━━━ Material ━━━
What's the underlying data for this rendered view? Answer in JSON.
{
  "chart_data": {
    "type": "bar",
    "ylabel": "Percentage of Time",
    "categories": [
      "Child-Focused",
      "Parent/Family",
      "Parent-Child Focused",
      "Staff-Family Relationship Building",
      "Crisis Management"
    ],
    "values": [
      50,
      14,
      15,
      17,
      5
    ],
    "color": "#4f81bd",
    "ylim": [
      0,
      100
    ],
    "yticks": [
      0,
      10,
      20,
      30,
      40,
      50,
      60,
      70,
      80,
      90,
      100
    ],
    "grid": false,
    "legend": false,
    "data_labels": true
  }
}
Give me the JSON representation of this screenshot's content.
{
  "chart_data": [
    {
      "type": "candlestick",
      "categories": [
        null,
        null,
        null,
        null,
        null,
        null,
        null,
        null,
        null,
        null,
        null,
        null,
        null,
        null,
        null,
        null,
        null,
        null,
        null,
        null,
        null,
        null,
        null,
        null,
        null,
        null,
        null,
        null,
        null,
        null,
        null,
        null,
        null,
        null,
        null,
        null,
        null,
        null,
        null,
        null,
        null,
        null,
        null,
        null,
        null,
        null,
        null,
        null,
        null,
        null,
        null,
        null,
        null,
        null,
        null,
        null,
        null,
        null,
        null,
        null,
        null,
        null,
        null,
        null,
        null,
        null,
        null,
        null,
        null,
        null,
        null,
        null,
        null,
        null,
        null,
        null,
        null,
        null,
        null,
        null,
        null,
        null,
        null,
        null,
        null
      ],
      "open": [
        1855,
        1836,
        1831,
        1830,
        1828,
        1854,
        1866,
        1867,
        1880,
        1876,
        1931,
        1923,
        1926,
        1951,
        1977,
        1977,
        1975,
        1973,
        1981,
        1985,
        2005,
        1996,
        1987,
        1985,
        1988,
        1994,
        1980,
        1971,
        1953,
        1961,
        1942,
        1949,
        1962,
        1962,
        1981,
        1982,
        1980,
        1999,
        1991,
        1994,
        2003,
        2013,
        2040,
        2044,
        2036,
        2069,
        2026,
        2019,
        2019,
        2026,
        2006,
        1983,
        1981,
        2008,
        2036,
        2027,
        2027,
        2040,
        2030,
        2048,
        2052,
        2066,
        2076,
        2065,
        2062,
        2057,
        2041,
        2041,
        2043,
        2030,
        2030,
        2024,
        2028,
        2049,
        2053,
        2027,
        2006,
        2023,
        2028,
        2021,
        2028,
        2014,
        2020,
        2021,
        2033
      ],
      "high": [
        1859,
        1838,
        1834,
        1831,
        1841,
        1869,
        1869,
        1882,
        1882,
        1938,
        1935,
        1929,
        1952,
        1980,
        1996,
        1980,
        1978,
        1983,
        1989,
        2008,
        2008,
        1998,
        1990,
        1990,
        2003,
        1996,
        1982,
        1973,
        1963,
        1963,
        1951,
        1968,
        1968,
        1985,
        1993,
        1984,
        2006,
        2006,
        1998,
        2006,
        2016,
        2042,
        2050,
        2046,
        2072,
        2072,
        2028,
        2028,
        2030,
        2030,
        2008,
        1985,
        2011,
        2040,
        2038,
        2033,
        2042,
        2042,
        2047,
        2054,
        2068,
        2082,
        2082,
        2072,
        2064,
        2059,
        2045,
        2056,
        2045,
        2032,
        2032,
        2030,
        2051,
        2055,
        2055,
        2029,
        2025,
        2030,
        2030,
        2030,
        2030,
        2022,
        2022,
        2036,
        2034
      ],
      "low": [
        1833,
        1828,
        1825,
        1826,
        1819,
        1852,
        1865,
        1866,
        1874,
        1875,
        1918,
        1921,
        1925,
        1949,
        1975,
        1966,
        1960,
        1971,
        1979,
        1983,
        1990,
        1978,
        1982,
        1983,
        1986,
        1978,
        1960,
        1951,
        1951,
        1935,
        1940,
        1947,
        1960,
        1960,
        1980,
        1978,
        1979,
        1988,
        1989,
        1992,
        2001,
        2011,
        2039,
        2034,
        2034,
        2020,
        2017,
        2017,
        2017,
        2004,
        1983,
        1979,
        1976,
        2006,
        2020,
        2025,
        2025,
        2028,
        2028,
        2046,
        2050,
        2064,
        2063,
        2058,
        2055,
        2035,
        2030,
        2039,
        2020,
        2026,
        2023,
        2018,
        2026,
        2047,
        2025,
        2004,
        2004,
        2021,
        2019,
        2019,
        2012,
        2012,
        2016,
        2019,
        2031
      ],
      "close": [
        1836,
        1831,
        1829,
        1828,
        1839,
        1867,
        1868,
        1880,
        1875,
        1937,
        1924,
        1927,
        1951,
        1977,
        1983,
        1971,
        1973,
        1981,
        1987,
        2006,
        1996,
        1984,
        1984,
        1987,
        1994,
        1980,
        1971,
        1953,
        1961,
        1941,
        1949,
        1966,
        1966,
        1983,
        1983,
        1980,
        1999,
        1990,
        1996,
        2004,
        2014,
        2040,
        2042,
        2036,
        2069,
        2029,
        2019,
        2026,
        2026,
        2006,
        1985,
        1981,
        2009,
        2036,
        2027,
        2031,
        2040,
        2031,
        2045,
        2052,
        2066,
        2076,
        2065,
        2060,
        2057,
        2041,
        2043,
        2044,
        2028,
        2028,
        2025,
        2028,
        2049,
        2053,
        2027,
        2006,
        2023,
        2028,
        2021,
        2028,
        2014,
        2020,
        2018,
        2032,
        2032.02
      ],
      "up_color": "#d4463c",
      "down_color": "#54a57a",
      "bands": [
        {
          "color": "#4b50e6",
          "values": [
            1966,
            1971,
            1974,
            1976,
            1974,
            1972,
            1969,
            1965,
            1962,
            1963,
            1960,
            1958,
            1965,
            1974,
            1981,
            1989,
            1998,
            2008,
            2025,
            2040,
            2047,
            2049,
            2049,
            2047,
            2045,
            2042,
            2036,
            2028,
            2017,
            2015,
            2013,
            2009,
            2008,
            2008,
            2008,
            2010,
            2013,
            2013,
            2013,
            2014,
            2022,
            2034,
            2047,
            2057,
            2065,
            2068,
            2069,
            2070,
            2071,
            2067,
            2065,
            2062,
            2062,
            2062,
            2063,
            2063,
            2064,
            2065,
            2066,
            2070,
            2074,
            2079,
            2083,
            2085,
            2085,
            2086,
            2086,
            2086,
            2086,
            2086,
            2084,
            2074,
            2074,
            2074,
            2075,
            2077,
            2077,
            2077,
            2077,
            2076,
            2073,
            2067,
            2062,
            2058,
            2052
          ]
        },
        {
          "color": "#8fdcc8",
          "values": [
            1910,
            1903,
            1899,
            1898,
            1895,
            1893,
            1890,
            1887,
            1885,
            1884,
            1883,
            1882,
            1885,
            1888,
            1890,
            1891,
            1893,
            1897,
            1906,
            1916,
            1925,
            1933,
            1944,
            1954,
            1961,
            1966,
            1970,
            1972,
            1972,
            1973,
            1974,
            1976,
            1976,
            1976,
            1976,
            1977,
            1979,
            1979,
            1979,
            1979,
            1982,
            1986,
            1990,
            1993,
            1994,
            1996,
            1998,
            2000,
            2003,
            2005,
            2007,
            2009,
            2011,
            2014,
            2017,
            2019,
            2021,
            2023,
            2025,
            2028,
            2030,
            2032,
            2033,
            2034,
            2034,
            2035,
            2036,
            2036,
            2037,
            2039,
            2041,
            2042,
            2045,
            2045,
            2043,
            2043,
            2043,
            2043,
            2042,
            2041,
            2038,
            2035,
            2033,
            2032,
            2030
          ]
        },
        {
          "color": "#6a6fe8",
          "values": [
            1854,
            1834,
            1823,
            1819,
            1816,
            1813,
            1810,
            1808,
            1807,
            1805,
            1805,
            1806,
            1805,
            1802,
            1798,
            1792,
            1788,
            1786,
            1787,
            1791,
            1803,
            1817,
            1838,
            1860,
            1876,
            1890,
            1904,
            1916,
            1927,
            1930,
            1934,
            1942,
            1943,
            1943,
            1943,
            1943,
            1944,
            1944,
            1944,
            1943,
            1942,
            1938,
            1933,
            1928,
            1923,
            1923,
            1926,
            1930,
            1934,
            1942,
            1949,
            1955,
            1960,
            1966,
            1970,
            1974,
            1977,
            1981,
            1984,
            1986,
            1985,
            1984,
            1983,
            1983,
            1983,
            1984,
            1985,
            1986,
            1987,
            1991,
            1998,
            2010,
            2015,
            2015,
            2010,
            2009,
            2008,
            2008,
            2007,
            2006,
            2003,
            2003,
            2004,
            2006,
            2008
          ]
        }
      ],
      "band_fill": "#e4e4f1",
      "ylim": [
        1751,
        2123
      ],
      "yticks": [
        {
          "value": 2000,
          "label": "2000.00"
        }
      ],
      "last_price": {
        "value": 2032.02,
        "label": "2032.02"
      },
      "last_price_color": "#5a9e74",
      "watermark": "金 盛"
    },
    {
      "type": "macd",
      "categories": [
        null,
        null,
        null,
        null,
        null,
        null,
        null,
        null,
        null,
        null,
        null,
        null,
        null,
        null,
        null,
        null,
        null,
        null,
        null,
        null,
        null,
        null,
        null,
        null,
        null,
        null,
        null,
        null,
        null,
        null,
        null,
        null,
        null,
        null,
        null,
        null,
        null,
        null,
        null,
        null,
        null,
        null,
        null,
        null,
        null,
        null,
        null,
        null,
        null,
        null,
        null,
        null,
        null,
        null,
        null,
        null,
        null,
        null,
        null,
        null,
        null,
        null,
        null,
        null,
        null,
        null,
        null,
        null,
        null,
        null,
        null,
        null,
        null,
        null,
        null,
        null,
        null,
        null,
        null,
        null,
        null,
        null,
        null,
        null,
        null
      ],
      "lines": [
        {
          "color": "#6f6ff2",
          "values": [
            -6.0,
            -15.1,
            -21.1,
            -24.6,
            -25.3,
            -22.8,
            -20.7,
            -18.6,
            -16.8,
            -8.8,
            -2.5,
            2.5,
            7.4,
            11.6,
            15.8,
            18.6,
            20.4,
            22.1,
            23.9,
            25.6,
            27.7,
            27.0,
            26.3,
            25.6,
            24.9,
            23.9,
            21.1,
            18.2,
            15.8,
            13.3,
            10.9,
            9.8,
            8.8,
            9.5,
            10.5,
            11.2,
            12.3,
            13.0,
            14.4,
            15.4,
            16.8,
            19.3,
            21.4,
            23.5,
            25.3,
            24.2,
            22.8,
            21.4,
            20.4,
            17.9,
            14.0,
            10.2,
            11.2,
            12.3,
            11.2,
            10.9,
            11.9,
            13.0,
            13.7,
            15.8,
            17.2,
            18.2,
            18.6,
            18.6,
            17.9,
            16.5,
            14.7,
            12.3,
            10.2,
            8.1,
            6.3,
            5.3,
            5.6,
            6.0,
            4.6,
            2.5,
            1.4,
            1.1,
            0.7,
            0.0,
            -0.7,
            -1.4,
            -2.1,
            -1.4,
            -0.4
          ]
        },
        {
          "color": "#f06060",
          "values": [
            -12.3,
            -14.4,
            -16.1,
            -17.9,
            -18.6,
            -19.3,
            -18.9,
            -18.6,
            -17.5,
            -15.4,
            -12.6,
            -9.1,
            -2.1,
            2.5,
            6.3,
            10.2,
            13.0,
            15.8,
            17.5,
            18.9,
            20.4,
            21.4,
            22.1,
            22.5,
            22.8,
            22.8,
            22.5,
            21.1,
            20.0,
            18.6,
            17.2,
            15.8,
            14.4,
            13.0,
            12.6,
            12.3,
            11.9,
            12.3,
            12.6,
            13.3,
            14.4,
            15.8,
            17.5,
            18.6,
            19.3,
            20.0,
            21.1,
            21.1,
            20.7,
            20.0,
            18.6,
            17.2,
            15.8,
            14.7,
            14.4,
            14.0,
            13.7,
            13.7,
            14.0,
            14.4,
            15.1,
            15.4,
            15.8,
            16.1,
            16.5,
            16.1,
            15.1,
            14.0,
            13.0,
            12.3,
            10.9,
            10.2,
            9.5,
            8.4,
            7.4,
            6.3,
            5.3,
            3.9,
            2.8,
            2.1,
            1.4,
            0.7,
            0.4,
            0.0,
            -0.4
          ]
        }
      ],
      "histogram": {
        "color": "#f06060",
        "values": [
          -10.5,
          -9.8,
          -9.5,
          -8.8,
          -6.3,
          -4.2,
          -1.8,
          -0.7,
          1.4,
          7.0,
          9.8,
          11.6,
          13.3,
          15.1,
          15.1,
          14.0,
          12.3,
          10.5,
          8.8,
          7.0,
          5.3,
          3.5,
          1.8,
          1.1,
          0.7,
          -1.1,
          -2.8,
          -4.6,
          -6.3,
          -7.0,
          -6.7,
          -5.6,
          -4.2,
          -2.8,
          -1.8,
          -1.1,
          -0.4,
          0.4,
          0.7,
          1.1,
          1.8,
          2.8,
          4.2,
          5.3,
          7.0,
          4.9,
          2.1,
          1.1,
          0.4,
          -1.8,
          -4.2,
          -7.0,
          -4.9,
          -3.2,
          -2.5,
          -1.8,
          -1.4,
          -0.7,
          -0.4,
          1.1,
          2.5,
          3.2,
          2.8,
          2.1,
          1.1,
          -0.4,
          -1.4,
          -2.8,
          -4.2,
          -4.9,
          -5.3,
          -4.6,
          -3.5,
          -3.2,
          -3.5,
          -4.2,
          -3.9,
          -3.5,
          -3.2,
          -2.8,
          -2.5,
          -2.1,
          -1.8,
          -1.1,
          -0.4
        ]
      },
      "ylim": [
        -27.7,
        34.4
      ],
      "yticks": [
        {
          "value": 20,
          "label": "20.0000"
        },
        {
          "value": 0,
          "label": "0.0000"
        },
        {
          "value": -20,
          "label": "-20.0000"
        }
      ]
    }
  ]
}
━━━
# Aim of the exercise:
Show each line of the listing that holds the string "type".

# Expected answer:
    "type": "bar",
      "type": "candlestick",
      "type": "macd",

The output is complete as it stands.